Short exercise -
Reproduce the entries exactly.

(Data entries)
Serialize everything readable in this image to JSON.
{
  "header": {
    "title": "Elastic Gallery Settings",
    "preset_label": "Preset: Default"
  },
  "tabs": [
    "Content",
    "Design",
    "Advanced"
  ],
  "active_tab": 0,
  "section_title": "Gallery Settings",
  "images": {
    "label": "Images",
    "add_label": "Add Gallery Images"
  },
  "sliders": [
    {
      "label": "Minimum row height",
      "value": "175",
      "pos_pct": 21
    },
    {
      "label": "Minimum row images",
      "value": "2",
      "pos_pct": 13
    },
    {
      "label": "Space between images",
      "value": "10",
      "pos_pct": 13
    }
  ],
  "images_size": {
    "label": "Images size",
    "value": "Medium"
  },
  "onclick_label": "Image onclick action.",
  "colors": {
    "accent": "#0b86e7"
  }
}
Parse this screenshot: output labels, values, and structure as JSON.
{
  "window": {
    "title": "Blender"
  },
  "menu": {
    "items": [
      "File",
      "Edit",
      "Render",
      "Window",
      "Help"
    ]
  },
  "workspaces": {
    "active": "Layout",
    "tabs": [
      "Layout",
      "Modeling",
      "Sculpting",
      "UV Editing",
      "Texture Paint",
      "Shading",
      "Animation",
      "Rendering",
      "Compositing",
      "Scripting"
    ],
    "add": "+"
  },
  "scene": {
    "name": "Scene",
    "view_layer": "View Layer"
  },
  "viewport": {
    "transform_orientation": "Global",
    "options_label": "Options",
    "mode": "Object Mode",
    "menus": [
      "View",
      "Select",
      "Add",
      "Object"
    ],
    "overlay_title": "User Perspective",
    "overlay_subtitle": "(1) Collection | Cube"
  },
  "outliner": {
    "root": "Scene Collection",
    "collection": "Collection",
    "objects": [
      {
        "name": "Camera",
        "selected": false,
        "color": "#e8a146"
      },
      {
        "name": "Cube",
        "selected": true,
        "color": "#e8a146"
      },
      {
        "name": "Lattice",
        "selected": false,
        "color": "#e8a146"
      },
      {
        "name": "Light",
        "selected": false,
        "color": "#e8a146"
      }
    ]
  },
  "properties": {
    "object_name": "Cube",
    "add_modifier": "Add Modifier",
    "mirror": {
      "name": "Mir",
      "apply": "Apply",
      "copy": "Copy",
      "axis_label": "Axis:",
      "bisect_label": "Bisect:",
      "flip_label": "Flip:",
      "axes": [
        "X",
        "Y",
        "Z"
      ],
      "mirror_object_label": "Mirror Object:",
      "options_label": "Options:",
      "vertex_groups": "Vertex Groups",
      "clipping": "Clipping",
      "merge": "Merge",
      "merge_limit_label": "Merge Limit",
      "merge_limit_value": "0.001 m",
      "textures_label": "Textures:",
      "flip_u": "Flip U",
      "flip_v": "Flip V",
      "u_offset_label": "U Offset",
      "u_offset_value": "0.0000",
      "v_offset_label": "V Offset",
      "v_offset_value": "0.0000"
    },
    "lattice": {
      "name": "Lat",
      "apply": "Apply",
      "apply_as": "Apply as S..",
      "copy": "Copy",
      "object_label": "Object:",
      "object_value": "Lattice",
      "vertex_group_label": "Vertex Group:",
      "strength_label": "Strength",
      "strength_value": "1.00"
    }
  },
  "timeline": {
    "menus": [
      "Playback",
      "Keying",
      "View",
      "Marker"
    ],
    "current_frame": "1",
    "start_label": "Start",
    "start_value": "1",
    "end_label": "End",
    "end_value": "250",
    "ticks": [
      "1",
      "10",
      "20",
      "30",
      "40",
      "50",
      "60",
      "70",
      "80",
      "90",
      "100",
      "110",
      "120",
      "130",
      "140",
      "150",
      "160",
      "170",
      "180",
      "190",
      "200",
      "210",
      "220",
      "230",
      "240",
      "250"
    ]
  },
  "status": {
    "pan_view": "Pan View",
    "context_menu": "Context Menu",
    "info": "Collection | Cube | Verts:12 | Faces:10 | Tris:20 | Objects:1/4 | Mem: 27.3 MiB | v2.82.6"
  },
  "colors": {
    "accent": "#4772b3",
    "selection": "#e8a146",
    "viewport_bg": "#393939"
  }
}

Result of this exercise -
Serialize everything readable in this image to JSON.
{
  "header": {
    "title": "Elastic Gallery Settings",
    "preset_label": "Preset: Default"
  },
  "tabs": [
    "Content",
    "Design",
    "Advanced"
  ],
  "active_tab": 0,
  "section_title": "Gallery Settings",
  "images": {
    "label": "Images",
    "add_label": "Add Gallery Images"
  },
  "sliders": [
    {
      "label": "Minimum row height",
      "value": "175",
      "pos_pct": 21
    },
    {
      "label": "Minimum row images",
      "value": "2",
      "pos_pct": 13
    },
    {
      "label": "Space between images",
      "value": "10",
      "pos_pct": 13
    }
  ],
  "images_size": {
    "label": "Images size",
    "value": "Medium"
  },
  "onclick_label": "Image onclick action.",
  "colors": {
    "accent": "#0b86e7"
  }
}
Parse this screenshot: output labels, values, and structure as JSON.
{
  "window": {
    "title": "Blender"
  },
  "menu": {
    "items": [
      "File",
      "Edit",
      "Render",
      "Window",
      "Help"
    ]
  },
  "workspaces": {
    "active": "Layout",
    "tabs": [
      "Layout",
      "Modeling",
      "Sculpting",
      "UV Editing",
      "Texture Paint",
      "Shading",
      "Animation",
      "Rendering",
      "Compositing",
      "Scripting"
    ],
    "add": "+"
  },
  "scene": {
    "name": "Scene",
    "view_layer": "View Layer"
  },
  "viewport": {
    "transform_orientation": "Global",
    "options_label": "Options",
    "mode": "Object Mode",
    "menus": [
      "View",
      "Select",
      "Add",
      "Object"
    ],
    "overlay_title": "User Perspective",
    "overlay_subtitle": "(1) Collection | Cube"
  },
  "outliner": {
    "root": "Scene Collection",
    "collection": "Collection",
    "objects": [
      {
        "name": "Camera",
        "selected": false,
        "color": "#e8a146"
      },
      {
        "name": "Cube",
        "selected": true,
        "color": "#e8a146"
      },
      {
        "name": "Lattice",
        "selected": false,
        "color": "#e8a146"
      },
      {
        "name": "Light",
        "selected": false,
        "color": "#e8a146"
      }
    ]
  },
  "properties": {
    "object_name": "Cube",
    "add_modifier": "Add Modifier",
    "mirror": {
      "name": "Mir",
      "apply": "Apply",
      "copy": "Copy",
      "axis_label": "Axis:",
      "bisect_label": "Bisect:",
      "flip_label": "Flip:",
      "axes": [
        "X",
        "Y",
        "Z"
      ],
      "mirror_object_label": "Mirror Object:",
      "options_label": "Options:",
      "vertex_groups": "Vertex Groups",
      "clipping": "Clipping",
      "merge": "Merge",
      "merge_limit_label": "Merge Limit",
      "merge_limit_value": "0.001 m",
      "textures_label": "Textures:",
      "flip_u": "Flip U",
      "flip_v": "Flip V",
      "u_offset_label": "U Offset",
      "u_offset_value": "0.0000",
      "v_offset_label": "V Offset",
      "v_offset_value": "0.0000"
    },
    "lattice": {
      "name": "Lat",
      "apply": "Apply",
      "apply_as": "Apply as S..",
      "copy": "Copy",
      "object_label": "Object:",
      "object_value": "Lattice",
      "vertex_group_label": "Vertex Group:",
      "strength_label": "Strength",
      "strength_value": "1.00"
    }
  },
  "timeline": {
    "menus": [
      "Playback",
      "Keying",
      "View",
      "Marker"
    ],
    "current_frame": "1",
    "start_label": "Start",
    "start_value": "1",
    "end_label": "End",
    "end_value": "250",
    "ticks": [
      "1",
      "10",
      "20",
      "30",
      "40",
      "50",
      "60",
      "70",
      "80",
      "90",
      "100",
      "110",
      "120",
      "130",
      "140",
      "150",
      "160",
      "170",
      "180",
      "190",
      "200",
      "210",
      "220",
      "230",
      "240",
      "250"
    ]
  },
  "status": {
    "pan_view": "Pan View",
    "context_menu": "Context Menu",
    "info": "Collection | Cube | Verts:12 | Faces:10 | Tris:20 | Objects:1/4 | Mem: 27.3 MiB | v2.82.6"
  },
  "colors": {
    "accent": "#4772b3",
    "selection": "#e8a146",
    "viewport_bg": "#393939"
  }
}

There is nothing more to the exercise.